-- Tekst strony --
------------------------------------------------------------------------
Kiedy Jezus mówi "Niewiasta"

Homilie w domu św. Marty

Maryja pod krzyżem Jezusa jest ikoną, którą należy „kontemplować” — nie potrzeba wielu słów, by uznać istotę świadectwa „Kobiety”, która jest „Matką nas wszystkich”. Stwierdził to Papież podczas Mszy św., którą odprawił w piątek rano, 15 września, w kaplicy Domu św. Marty, we wspomnienie Najświętszej Maryi Panny Bolesnej.

„Ten fragment Ewangelii bardziej nadaje się do kontemplacji niż do rozważania”, wyznał Franciszek, odnosząc się do fragmentu Ewangelii Jana (19, 25-27) z dzisiejszej liturgii, który ukazuje Maryję pod krzyżem Jezusa. Tak, wyjaśnił, trzeba „kontemplować Matkę Jezusa, kontemplować ten znak sprzeciwu, bowiem Jezus jest zwycięzcą, ale na krzyżu”. A to, dodał „jest sprzeczność, nie rozumie się tego: potrzeba wiary, aby zrozumieć” lub „przynajmniej przybliżyć się do tej tajemnicy”. A Matka Boża „wiedziała”, stwierdził Papież, „ponieważ całe życie przeżywała z duszą przeszytą, powiedział to Symeon”. I „chodziła za Jezusem, słyszała słowa, które mówili ludzie: 'Jaki jest wielki!' — 'Ależ to nie jest Bóg!' — 'Ten nie, nie jest prawdziwie wierzącym!'”. Maryja „słyszała wszystko — wszystkie słowa przychylne i wrogie” Jezusowi.
------------------------------------------------------------------------
-- Krótkie zadanie a --
Odpowiedz na podstawie homilii:
(i) W jakim dniu tygodnia i w jakiej dacie Papież odprawił Mszę św.?
(ii) Z której Ewangelii i z jakich wersetów pochodzi omawiany fragment?
(iii) Kto według Papieża mówił o przeszytej duszy Maryi?
Homilia i zapisy to dwa odrębne materiały.

Zapisy układu
------------------------------------------------------------------------
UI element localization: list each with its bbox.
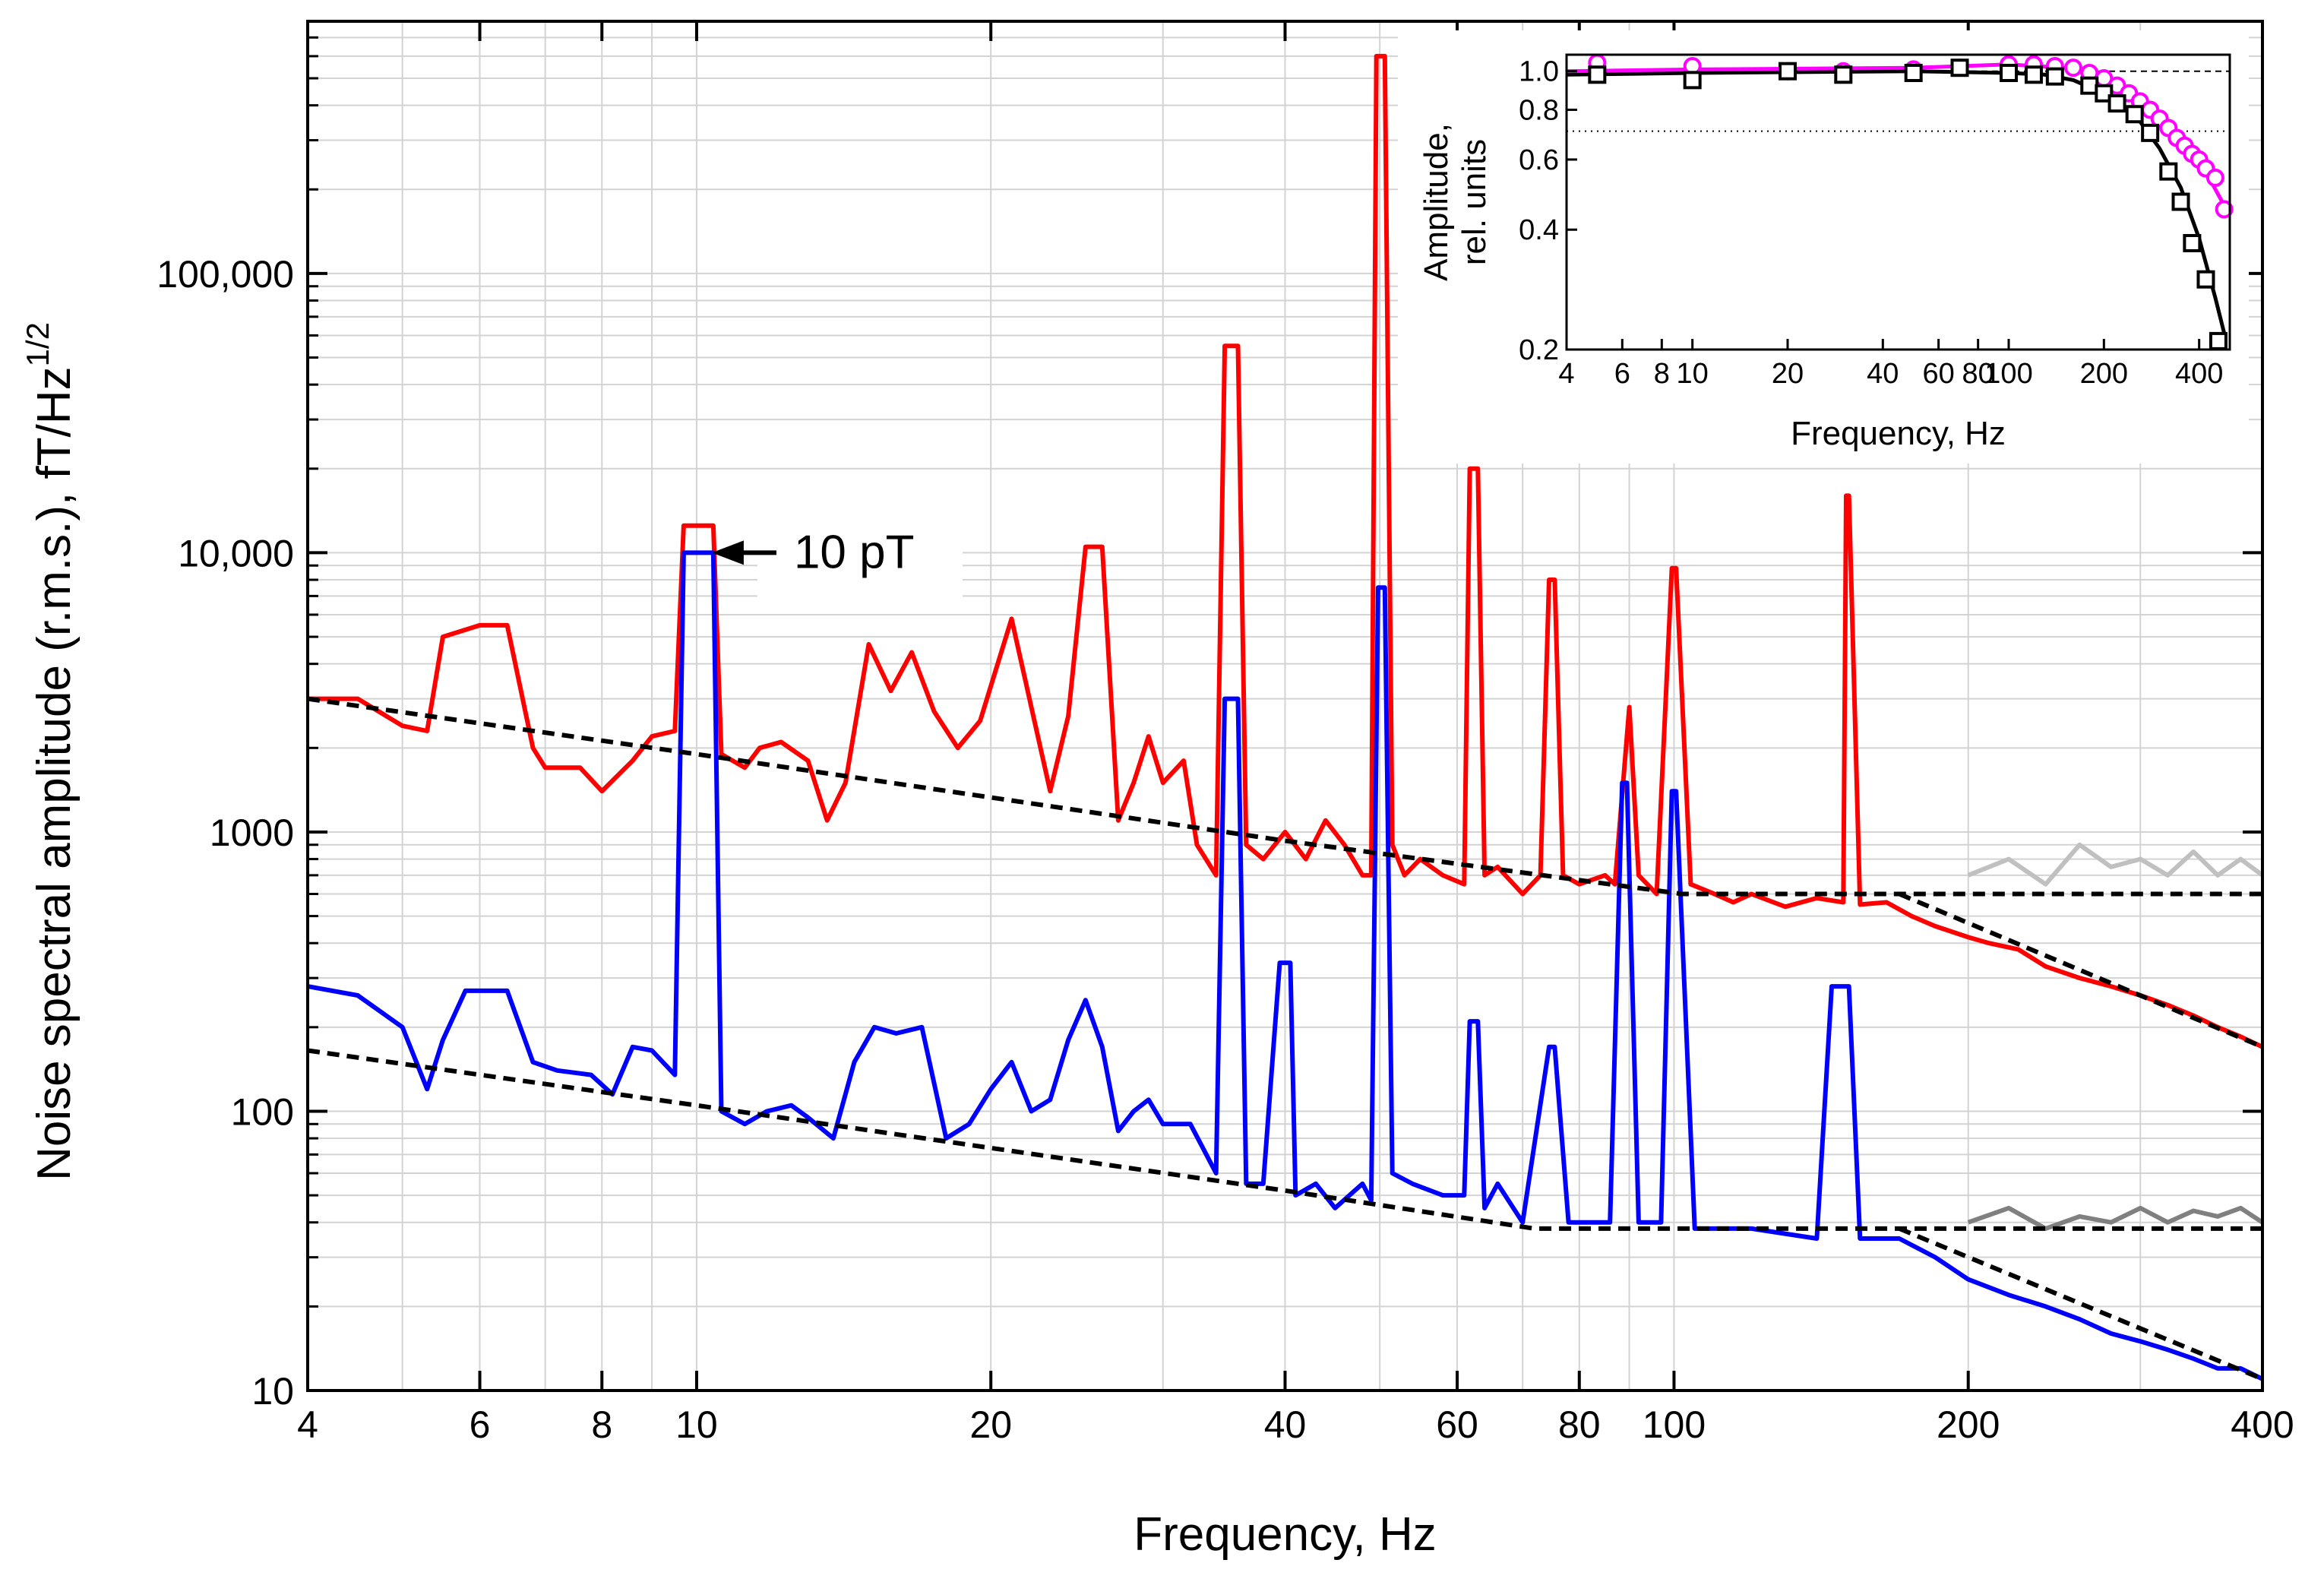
main-line-red-fit-dashed--branch bbox=[1898, 891, 2264, 1049]
inset-y-tick-label: 0.8 bbox=[1519, 94, 1559, 126]
main-y-axis-title-superscript: 1/2 bbox=[20, 322, 55, 366]
inset-x-tick-label: 4 bbox=[1558, 358, 1574, 390]
main-line-red-fit-dashed- bbox=[307, 696, 2262, 897]
inset-black-square-point bbox=[2045, 67, 2064, 86]
inset-x-tick-label: 8 bbox=[1654, 358, 1670, 390]
main-x-tick-labels: 4 6 8 10 20 40 60 80 100 200 400 bbox=[297, 1403, 2294, 1446]
main-x-tick-label: 4 bbox=[297, 1403, 318, 1446]
main-line-gray-spectrum-upper- bbox=[1967, 842, 2264, 887]
main-y-tick-labels: 10 100 1000 10,000 100,000 bbox=[157, 253, 294, 1413]
inset-black-square-point bbox=[2024, 65, 2043, 84]
inset-black-square-point bbox=[1834, 65, 1853, 84]
inset-x-axis-title: Frequency, Hz bbox=[1791, 415, 2006, 452]
inset-x-tick-label: 60 bbox=[1922, 358, 1954, 390]
inset-black-square-point bbox=[2080, 76, 2099, 95]
main-series bbox=[307, 53, 2264, 1381]
inset-y-tick-label: 1.0 bbox=[1519, 56, 1559, 88]
main-y-axis-title-text: Noise spectral amplitude (r.m.s.), fT/Hz bbox=[28, 366, 81, 1181]
main-y-tick-label: 100,000 bbox=[157, 253, 294, 296]
inset-x-tick-label: 100 bbox=[1984, 358, 2032, 390]
inset-plot-frame bbox=[1565, 53, 2231, 351]
annotation-background bbox=[757, 499, 963, 606]
main-ticks bbox=[306, 20, 2264, 1392]
main-x-tick-label: 8 bbox=[591, 1403, 612, 1446]
inset-ticks bbox=[1565, 70, 2201, 351]
inset-black-square-point bbox=[2196, 270, 2215, 289]
inset-y-axis-title-line1: Amplitude, bbox=[1418, 123, 1455, 281]
inset-x-tick-label: 20 bbox=[1772, 358, 1804, 390]
main-x-axis-title: Frequency, Hz bbox=[1134, 1508, 1437, 1561]
annotation-label: 10 pT bbox=[794, 526, 915, 578]
inset-black-square-point bbox=[1779, 62, 1797, 81]
inset-x-tick-label: 400 bbox=[2175, 358, 2223, 390]
main-plot: 4 6 8 10 20 40 60 80 100 200 400 10100100010,00010… bbox=[20, 20, 2294, 1561]
inset-black-square-point bbox=[2141, 123, 2160, 142]
inset-black-square-point bbox=[2183, 233, 2202, 252]
annotation-arrow-head bbox=[711, 540, 744, 565]
main-x-tick-label: 400 bbox=[2231, 1403, 2294, 1446]
main-x-tick-label: 6 bbox=[470, 1403, 491, 1446]
main-y-axis-title: Noise spectral amplitude (r.m.s.), fT/Hz… bbox=[20, 322, 81, 1181]
main-line-blue-fit-dashed--branch bbox=[1898, 1226, 2264, 1381]
inset-black-square-point bbox=[1588, 65, 1607, 84]
annotation-10pT: 10 pT bbox=[711, 499, 963, 606]
main-y-tick-label: 10 bbox=[251, 1370, 294, 1413]
main-x-tick-label: 60 bbox=[1436, 1403, 1478, 1446]
inset-black-square-point bbox=[2125, 105, 2144, 124]
inset-y-axis-title-line2: rel. units bbox=[1456, 139, 1493, 265]
main-line-blue-fit-dashed- bbox=[307, 1048, 2262, 1231]
inset-background bbox=[1398, 30, 2249, 464]
inset-y-tick-labels: 0.2 0.4 0.6 0.8 1.0 bbox=[1519, 56, 1559, 366]
inset-magenta-circle-point bbox=[2215, 200, 2234, 219]
main-x-tick-label: 100 bbox=[1643, 1403, 1706, 1446]
inset-black-square-point bbox=[1950, 59, 1969, 78]
main-x-tick-label: 40 bbox=[1264, 1403, 1307, 1446]
inset-black-square-point bbox=[2209, 331, 2228, 350]
inset-x-tick-label: 10 bbox=[1677, 358, 1709, 390]
main-line-gray-spectrum-lower- bbox=[1967, 1205, 2264, 1231]
inset-black-square-point bbox=[1904, 63, 1923, 82]
inset-black-square-point bbox=[1683, 71, 1702, 90]
inset-x-tick-label: 80 bbox=[1962, 358, 1994, 390]
main-y-tick-label: 10,000 bbox=[178, 532, 294, 574]
inset-magenta-circle-point bbox=[2063, 59, 2082, 78]
main-line-red-spectrum bbox=[308, 53, 2264, 1049]
inset-y-tick-label: 0.6 bbox=[1519, 144, 1559, 176]
main-x-tick-label: 200 bbox=[1937, 1403, 2000, 1446]
inset-x-tick-label: 40 bbox=[1867, 358, 1899, 390]
inset-black-square-point bbox=[2171, 192, 2190, 211]
main-x-tick-label: 80 bbox=[1558, 1403, 1601, 1446]
main-y-tick-label: 100 bbox=[231, 1090, 294, 1133]
main-y-tick-label: 1000 bbox=[210, 812, 294, 854]
main-x-tick-label: 10 bbox=[675, 1403, 718, 1446]
inset-black-square-point bbox=[2095, 84, 2114, 103]
main-x-tick-label: 20 bbox=[969, 1403, 1012, 1446]
inset-magenta-circle-point bbox=[2205, 168, 2224, 187]
inset-y-tick-label: 0.2 bbox=[1519, 334, 1559, 366]
inset-black-square-point bbox=[2107, 94, 2126, 113]
inset-black-square-point bbox=[2159, 162, 2178, 181]
inset-x-tick-label: 6 bbox=[1614, 358, 1630, 390]
inset-y-tick-label: 0.4 bbox=[1519, 214, 1559, 246]
inset-series bbox=[1566, 53, 2234, 350]
inset-black-square-point bbox=[2000, 63, 2018, 82]
inset-x-tick-label: 200 bbox=[2080, 358, 2128, 390]
main-line-blue-spectrum bbox=[307, 550, 2264, 1381]
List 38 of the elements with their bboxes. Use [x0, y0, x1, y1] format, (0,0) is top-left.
------------------------------------------------------------------------
-- Krótkie zadanie b --
Proszę przytoczyć bez zmian wiersze zapisów od wiersza zawierającego „main-line-red-fit-dashed--branch bbox=[1898, 891, 2264, 1049]” do wiersza zawierającego „main-x-axis-title: Frequency, Hz”, łącznie z tymi dwoma.

-- Wynik końcowy a --
(i) W piątek, 15 września.
(ii) Z Ewangelii Jana (19, 25-27).
(iii) Symeon.

-- Wynik końcowy b --
main-line-red-fit-dashed--branch bbox=[1898, 891, 2264, 1049]
inset-y-tick-label: 0.8 bbox=[1519, 94, 1559, 126]
main-y-axis-title-superscript: 1/2 bbox=[20, 322, 55, 366]
inset-x-tick-label: 4 bbox=[1558, 358, 1574, 390]
main-line-red-fit-dashed- bbox=[307, 696, 2262, 897]
inset-black-square-point bbox=[2045, 67, 2064, 86]
inset-x-tick-label: 8 bbox=[1654, 358, 1670, 390]
main-x-tick-labels: 4 6 8 10 20 40 60 80 100 200 400 bbox=[297, 1403, 2294, 1446]
main-x-tick-label: 4 bbox=[297, 1403, 318, 1446]
main-line-gray-spectrum-upper- bbox=[1967, 842, 2264, 887]
main-y-tick-labels: 10 100 1000 10,000 100,000 bbox=[157, 253, 294, 1413]
inset-black-square-point bbox=[2024, 65, 2043, 84]
inset-black-square-point bbox=[1834, 65, 1853, 84]
inset-x-axis-title: Frequency, Hz bbox=[1791, 415, 2006, 452]
inset-x-tick-label: 60 bbox=[1922, 358, 1954, 390]
inset-black-square-point bbox=[2080, 76, 2099, 95]
main-series bbox=[307, 53, 2264, 1381]
inset-y-tick-label: 1.0 bbox=[1519, 56, 1559, 88]
main-y-axis-title-text: Noise spectral amplitude (r.m.s.), fT/Hz bbox=[28, 366, 81, 1181]
main-y-tick-label: 100,000 bbox=[157, 253, 294, 296]
inset-x-tick-label: 100 bbox=[1984, 358, 2032, 390]
inset-plot-frame bbox=[1565, 53, 2231, 351]
annotation-background bbox=[757, 499, 963, 606]
main-ticks bbox=[306, 20, 2264, 1392]
main-x-tick-label: 8 bbox=[591, 1403, 612, 1446]
inset-ticks bbox=[1565, 70, 2201, 351]
inset-black-square-point bbox=[2196, 270, 2215, 289]
inset-y-axis-title-line1: Amplitude, bbox=[1418, 123, 1455, 281]
inset-x-tick-label: 20 bbox=[1772, 358, 1804, 390]
main-x-axis-title: Frequency, Hz bbox=[1134, 1508, 1437, 1561]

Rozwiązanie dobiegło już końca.